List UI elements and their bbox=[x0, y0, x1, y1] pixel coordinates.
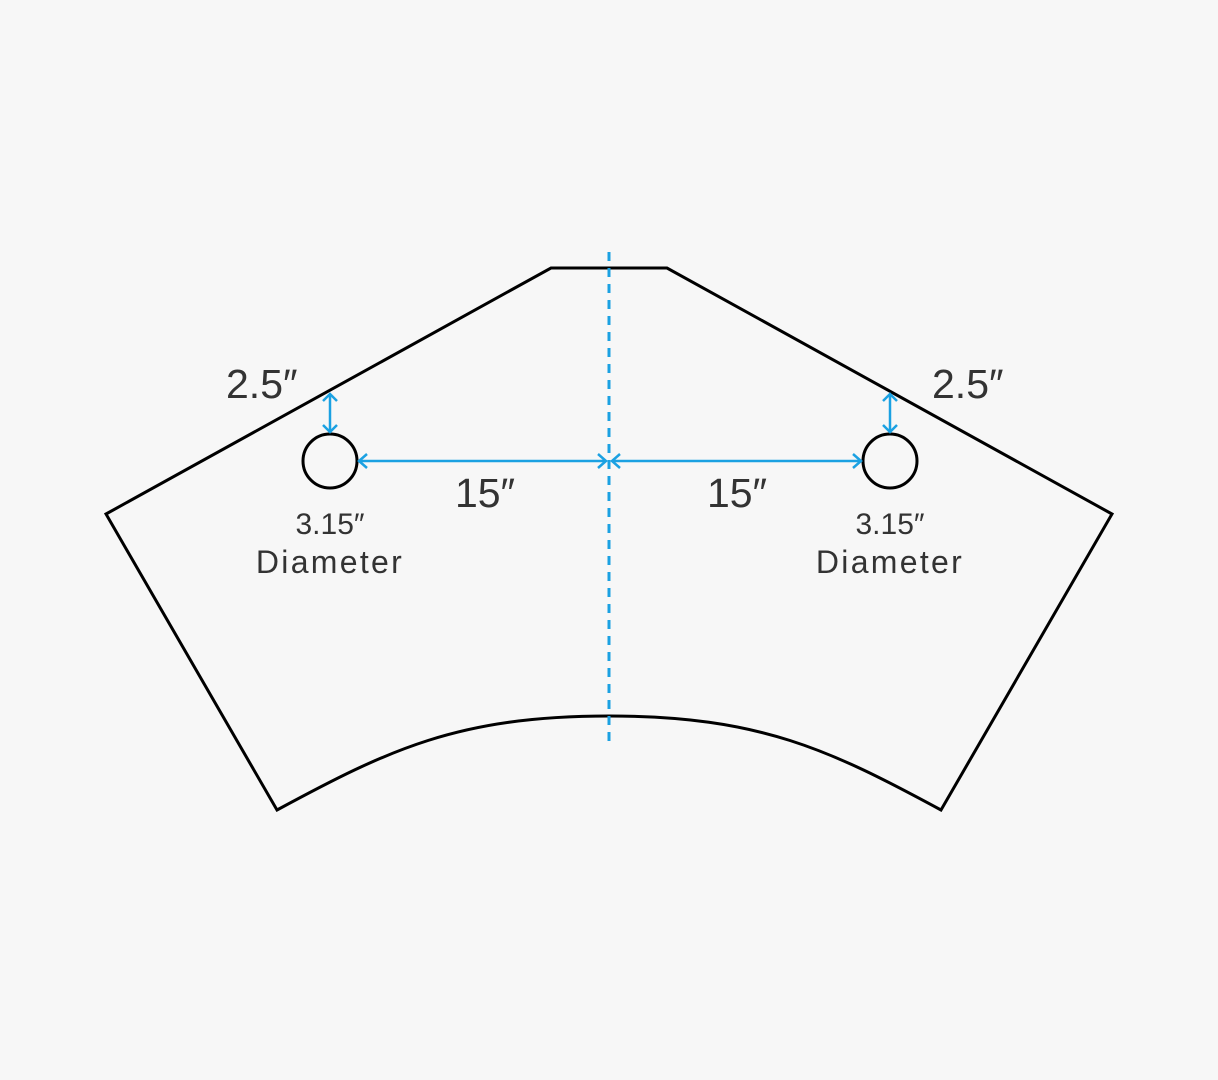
center dashed line bbox=[608, 252, 610, 742]
label: 2.5 left: 2.5″ bbox=[226, 361, 298, 407]
desk outline bbox=[106, 268, 1112, 810]
left hole: Diameter bbox=[256, 544, 404, 580]
label: 2.5 right: 2.5″ bbox=[932, 361, 1004, 407]
label: diameter left: 3.15″ bbox=[295, 508, 365, 541]
arrow: left 15 bbox=[359, 454, 606, 468]
right hole bbox=[612, 361, 1004, 580]
label: 15 left: 15″ bbox=[455, 470, 515, 516]
label: diameter right: 3.15″ bbox=[855, 508, 925, 541]
arrow: right 15 bbox=[612, 454, 861, 468]
arrow: left 2.5 bbox=[323, 394, 337, 432]
arrow: right 2.5 bbox=[883, 394, 897, 432]
label: 15 right: 15″ bbox=[707, 470, 767, 516]
left hole bbox=[226, 361, 606, 580]
right hole: Diameter bbox=[816, 544, 964, 580]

☆ ☆ ☆ ☆ ☆

**PROBLEM DETAILS**. Can you give the records again with each "hole" changed to "opening" and everything else left as it is? Leave out the picture.

**ANSWER IN FULL**.
List UI elements and their bbox=[x0, y0, x1, y1] pixel coordinates.
center dashed line bbox=[608, 252, 610, 742]
label: 2.5 left: 2.5″ bbox=[226, 361, 298, 407]
desk outline bbox=[106, 268, 1112, 810]
left opening: Diameter bbox=[256, 544, 404, 580]
label: 2.5 right: 2.5″ bbox=[932, 361, 1004, 407]
label: diameter left: 3.15″ bbox=[295, 508, 365, 541]
arrow: left 15 bbox=[359, 454, 606, 468]
right opening bbox=[612, 361, 1004, 580]
label: 15 left: 15″ bbox=[455, 470, 515, 516]
label: diameter right: 3.15″ bbox=[855, 508, 925, 541]
arrow: right 15 bbox=[612, 454, 861, 468]
arrow: left 2.5 bbox=[323, 394, 337, 432]
arrow: right 2.5 bbox=[883, 394, 897, 432]
label: 15 right: 15″ bbox=[707, 470, 767, 516]
left opening bbox=[226, 361, 606, 580]
right opening: Diameter bbox=[816, 544, 964, 580]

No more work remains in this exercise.